-- START OF DATA FOR THIS EXERCISE --

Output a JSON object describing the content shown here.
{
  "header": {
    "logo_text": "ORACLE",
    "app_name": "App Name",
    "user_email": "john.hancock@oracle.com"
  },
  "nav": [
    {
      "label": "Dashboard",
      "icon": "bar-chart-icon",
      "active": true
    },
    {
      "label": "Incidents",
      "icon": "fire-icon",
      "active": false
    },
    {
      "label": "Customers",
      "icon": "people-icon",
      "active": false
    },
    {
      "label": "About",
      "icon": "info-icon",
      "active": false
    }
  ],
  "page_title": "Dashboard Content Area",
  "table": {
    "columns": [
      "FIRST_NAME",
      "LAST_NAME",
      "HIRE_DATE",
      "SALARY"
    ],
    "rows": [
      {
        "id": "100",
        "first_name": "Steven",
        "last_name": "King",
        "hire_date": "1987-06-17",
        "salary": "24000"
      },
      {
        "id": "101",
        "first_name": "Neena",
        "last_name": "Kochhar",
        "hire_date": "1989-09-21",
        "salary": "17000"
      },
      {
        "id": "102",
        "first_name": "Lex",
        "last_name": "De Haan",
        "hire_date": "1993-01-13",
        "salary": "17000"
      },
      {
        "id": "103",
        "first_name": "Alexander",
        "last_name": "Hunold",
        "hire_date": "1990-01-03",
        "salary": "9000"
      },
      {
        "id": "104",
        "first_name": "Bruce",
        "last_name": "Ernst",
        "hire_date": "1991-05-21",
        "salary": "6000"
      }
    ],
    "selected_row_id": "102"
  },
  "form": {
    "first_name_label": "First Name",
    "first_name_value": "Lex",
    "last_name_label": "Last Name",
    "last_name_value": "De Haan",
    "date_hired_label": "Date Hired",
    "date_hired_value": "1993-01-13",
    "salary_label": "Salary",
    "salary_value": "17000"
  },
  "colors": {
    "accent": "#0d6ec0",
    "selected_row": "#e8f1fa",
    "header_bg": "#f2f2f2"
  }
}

-- END OF DATA FOR THIS EXERCISE --

In full and verbatim, repeat the records given above.

Output a JSON object describing the content shown here.
{
  "header": {
    "logo_text": "ORACLE",
    "app_name": "App Name",
    "user_email": "john.hancock@oracle.com"
  },
  "nav": [
    {
      "label": "Dashboard",
      "icon": "bar-chart-icon",
      "active": true
    },
    {
      "label": "Incidents",
      "icon": "fire-icon",
      "active": false
    },
    {
      "label": "Customers",
      "icon": "people-icon",
      "active": false
    },
    {
      "label": "About",
      "icon": "info-icon",
      "active": false
    }
  ],
  "page_title": "Dashboard Content Area",
  "table": {
    "columns": [
      "FIRST_NAME",
      "LAST_NAME",
      "HIRE_DATE",
      "SALARY"
    ],
    "rows": [
      {
        "id": "100",
        "first_name": "Steven",
        "last_name": "King",
        "hire_date": "1987-06-17",
        "salary": "24000"
      },
      {
        "id": "101",
        "first_name": "Neena",
        "last_name": "Kochhar",
        "hire_date": "1989-09-21",
        "salary": "17000"
      },
      {
        "id": "102",
        "first_name": "Lex",
        "last_name": "De Haan",
        "hire_date": "1993-01-13",
        "salary": "17000"
      },
      {
        "id": "103",
        "first_name": "Alexander",
        "last_name": "Hunold",
        "hire_date": "1990-01-03",
        "salary": "9000"
      },
      {
        "id": "104",
        "first_name": "Bruce",
        "last_name": "Ernst",
        "hire_date": "1991-05-21",
        "salary": "6000"
      }
    ],
    "selected_row_id": "102"
  },
  "form": {
    "first_name_label": "First Name",
    "first_name_value": "Lex",
    "last_name_label": "Last Name",
    "last_name_value": "De Haan",
    "date_hired_label": "Date Hired",
    "date_hired_value": "1993-01-13",
    "salary_label": "Salary",
    "salary_value": "17000"
  },
  "colors": {
    "accent": "#0d6ec0",
    "selected_row": "#e8f1fa",
    "header_bg": "#f2f2f2"
  }
}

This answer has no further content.